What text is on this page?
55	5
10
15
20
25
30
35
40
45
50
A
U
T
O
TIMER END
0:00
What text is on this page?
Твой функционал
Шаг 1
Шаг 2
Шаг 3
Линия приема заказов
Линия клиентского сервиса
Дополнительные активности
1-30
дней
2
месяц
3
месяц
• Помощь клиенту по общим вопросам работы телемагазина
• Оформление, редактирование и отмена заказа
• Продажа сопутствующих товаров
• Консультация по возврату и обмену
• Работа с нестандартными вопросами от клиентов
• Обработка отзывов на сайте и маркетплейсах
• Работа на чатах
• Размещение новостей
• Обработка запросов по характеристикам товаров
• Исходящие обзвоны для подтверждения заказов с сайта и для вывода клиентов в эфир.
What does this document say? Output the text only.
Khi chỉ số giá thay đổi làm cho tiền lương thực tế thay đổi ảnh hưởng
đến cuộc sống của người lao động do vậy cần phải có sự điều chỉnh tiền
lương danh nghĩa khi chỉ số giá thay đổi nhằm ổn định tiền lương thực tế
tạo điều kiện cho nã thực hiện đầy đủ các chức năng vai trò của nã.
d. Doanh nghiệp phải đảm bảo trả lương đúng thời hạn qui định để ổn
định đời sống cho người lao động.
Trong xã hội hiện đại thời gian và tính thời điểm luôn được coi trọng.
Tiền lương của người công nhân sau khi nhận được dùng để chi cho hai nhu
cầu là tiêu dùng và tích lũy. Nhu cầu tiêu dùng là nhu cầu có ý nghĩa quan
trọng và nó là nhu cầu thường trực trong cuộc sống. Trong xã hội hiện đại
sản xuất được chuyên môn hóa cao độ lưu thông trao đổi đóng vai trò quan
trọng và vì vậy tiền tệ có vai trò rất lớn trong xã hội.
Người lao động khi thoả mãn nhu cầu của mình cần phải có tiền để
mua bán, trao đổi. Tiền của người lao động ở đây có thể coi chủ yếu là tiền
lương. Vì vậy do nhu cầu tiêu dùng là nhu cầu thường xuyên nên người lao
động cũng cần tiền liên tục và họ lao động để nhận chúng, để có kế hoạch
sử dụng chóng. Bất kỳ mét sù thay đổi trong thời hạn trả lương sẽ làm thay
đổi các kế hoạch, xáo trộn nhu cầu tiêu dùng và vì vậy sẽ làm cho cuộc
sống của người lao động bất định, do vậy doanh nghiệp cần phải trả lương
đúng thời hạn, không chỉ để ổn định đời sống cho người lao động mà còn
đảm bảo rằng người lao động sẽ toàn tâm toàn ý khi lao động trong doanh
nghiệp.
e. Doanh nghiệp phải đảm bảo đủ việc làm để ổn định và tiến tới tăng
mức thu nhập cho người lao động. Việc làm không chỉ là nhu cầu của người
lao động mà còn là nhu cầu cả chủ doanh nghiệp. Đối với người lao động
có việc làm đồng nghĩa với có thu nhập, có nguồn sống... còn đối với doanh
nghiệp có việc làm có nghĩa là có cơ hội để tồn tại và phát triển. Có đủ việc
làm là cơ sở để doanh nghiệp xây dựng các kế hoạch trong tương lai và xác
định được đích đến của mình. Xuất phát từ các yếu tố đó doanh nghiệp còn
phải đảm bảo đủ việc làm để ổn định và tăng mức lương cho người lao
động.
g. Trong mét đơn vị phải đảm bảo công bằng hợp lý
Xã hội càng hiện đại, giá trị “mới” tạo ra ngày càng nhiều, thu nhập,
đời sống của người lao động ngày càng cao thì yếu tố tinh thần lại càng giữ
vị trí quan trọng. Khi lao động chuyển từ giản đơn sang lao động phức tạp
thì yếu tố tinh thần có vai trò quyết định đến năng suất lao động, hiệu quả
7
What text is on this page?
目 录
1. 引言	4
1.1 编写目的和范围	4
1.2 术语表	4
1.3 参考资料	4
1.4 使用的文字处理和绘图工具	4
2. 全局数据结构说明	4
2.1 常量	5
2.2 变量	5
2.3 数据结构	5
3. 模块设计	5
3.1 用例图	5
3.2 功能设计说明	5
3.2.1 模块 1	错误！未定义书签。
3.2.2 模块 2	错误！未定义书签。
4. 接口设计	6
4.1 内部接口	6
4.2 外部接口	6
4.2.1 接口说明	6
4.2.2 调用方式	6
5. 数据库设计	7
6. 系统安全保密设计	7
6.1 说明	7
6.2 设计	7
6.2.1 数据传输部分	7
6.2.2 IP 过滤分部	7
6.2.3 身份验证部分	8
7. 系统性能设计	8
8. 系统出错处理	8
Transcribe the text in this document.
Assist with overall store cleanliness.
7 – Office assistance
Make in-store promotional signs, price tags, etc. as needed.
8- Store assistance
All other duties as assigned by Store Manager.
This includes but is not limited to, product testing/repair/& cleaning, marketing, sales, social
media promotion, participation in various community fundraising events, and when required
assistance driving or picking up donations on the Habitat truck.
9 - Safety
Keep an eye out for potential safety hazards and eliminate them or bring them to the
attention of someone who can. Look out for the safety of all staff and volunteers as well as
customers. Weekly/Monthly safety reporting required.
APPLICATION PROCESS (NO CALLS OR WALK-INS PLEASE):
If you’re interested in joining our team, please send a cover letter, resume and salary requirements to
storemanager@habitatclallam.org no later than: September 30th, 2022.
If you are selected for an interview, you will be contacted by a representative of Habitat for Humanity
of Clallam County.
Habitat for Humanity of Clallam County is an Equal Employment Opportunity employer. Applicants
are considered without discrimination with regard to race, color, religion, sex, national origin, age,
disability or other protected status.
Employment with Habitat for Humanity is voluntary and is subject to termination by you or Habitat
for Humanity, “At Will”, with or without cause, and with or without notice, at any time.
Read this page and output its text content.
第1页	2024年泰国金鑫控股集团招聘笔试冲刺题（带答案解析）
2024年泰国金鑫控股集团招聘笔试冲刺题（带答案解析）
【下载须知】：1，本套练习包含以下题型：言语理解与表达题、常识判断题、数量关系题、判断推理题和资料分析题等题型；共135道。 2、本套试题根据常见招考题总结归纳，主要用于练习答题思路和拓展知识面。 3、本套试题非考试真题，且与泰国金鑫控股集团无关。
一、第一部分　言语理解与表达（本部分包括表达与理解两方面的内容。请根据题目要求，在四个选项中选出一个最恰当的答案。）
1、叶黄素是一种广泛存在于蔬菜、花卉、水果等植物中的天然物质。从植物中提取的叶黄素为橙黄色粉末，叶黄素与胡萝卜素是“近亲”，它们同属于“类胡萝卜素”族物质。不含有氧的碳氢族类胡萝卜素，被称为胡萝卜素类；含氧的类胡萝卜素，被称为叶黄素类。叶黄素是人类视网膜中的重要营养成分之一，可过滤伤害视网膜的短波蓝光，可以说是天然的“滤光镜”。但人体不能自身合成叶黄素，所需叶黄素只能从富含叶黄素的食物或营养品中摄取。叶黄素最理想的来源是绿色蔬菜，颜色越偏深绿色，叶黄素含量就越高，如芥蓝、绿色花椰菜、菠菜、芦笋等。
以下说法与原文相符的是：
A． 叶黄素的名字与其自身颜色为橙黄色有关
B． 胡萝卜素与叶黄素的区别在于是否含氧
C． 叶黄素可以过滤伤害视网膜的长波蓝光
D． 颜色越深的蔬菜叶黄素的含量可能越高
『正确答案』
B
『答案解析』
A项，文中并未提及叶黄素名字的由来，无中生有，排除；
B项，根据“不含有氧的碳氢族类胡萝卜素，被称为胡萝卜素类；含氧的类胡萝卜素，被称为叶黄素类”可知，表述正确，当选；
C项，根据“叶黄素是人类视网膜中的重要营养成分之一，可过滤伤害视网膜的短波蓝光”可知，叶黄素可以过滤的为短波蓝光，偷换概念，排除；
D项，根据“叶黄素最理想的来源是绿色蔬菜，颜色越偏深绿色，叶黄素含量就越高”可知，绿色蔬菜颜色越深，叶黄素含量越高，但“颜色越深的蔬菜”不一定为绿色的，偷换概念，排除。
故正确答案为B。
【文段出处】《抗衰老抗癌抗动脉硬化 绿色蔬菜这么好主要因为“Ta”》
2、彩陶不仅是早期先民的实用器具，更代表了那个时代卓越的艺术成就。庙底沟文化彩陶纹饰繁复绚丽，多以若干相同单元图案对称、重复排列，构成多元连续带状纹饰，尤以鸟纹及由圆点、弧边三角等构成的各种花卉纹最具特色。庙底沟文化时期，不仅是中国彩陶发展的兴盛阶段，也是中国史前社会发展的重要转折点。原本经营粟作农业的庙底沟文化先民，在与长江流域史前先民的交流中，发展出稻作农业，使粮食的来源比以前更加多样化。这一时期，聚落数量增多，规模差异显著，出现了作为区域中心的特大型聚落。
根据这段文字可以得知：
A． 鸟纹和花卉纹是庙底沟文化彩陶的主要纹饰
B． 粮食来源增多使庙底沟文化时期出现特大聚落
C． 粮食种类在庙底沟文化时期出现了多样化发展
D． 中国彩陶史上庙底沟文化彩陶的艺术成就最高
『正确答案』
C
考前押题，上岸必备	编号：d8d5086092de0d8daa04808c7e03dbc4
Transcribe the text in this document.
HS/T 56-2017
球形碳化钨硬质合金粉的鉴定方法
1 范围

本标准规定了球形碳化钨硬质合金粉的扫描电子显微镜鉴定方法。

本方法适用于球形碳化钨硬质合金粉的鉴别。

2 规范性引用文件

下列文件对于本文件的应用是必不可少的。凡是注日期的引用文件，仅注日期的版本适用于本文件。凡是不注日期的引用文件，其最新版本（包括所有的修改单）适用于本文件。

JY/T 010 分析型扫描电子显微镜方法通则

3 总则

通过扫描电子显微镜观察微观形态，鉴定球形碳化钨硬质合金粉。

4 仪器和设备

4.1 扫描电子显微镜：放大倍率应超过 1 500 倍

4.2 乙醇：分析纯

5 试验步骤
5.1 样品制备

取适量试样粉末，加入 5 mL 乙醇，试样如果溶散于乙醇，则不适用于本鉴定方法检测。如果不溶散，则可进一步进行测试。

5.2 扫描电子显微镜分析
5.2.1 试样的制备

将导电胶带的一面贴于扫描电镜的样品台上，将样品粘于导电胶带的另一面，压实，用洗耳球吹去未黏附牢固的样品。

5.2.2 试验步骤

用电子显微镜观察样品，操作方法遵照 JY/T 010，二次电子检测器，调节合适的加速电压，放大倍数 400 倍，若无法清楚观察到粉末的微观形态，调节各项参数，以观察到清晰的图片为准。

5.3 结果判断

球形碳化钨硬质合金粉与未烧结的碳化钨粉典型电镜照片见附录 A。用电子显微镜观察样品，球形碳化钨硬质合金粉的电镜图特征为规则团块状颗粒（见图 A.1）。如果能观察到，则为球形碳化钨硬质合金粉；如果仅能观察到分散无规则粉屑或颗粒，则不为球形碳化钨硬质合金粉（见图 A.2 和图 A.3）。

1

- Exercise directions:
Count every line in the listing above that holds "被称为叶黄素类", then report only the count.

- Written response:
2